Scan the lines and state how many carry "name". Leave out everything but the number.

- _Supplied material_
..........

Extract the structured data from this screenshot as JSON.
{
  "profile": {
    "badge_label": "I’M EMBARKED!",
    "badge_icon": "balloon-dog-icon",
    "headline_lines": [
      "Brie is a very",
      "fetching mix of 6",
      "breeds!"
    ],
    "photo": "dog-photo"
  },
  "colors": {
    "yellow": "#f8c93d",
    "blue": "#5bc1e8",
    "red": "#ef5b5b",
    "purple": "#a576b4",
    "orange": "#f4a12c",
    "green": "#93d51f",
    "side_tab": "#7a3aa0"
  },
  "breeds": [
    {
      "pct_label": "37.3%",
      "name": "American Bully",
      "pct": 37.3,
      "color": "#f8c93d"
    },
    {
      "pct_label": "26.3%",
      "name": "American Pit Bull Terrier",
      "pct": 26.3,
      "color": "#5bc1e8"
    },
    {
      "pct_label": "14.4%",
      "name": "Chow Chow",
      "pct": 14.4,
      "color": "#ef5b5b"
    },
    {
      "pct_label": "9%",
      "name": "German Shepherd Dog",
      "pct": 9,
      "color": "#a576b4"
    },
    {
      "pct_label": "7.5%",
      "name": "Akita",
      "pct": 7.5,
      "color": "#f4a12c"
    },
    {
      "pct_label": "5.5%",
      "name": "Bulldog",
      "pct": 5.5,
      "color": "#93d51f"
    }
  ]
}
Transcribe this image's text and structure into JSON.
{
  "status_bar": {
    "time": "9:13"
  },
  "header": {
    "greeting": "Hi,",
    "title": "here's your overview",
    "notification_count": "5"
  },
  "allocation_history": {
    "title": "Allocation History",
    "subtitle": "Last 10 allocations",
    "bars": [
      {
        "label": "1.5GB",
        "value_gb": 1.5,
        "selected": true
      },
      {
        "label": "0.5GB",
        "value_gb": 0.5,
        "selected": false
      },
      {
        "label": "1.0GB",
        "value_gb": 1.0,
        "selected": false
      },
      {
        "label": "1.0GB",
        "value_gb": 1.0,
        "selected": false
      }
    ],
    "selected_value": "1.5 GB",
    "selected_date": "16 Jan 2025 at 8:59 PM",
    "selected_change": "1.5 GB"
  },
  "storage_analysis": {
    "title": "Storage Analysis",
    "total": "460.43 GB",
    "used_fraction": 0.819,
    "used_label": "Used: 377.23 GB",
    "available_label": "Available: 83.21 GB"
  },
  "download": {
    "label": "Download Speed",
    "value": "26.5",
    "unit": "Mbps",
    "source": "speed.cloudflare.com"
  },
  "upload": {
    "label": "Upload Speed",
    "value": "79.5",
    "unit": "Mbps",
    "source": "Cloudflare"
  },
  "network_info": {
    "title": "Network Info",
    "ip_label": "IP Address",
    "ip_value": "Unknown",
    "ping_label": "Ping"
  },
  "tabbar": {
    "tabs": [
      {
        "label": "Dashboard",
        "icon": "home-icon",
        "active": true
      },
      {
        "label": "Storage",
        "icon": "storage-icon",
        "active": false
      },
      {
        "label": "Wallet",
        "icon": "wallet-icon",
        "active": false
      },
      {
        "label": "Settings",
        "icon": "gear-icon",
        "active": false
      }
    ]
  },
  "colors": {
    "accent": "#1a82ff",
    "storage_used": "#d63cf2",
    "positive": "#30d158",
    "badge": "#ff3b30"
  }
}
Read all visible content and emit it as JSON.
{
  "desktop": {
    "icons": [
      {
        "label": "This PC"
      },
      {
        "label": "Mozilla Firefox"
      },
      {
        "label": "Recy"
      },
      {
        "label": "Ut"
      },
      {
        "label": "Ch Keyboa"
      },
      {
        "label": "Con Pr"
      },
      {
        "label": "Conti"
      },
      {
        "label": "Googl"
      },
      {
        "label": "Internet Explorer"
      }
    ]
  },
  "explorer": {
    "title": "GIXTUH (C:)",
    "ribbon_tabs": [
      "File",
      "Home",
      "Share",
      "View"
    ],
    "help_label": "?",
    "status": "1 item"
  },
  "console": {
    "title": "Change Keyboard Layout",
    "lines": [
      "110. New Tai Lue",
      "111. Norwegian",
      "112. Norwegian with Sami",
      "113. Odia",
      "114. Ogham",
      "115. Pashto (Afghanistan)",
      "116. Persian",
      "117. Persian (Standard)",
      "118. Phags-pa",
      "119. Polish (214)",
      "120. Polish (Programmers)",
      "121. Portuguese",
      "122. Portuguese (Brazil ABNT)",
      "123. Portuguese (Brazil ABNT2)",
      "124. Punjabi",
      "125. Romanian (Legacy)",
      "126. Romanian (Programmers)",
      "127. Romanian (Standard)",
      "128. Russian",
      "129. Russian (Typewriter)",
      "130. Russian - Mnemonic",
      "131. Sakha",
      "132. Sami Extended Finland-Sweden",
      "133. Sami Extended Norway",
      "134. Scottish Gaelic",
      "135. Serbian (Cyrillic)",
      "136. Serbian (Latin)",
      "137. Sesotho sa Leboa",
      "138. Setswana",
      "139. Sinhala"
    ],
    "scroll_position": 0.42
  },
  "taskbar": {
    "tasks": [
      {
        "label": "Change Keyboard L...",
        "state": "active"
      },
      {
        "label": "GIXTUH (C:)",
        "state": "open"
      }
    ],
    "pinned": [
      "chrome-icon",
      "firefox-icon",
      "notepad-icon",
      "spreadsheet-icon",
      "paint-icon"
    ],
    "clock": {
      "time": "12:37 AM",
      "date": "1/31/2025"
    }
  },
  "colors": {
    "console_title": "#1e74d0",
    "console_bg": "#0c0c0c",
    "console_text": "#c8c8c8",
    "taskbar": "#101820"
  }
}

..........

- _Exercise answer_
6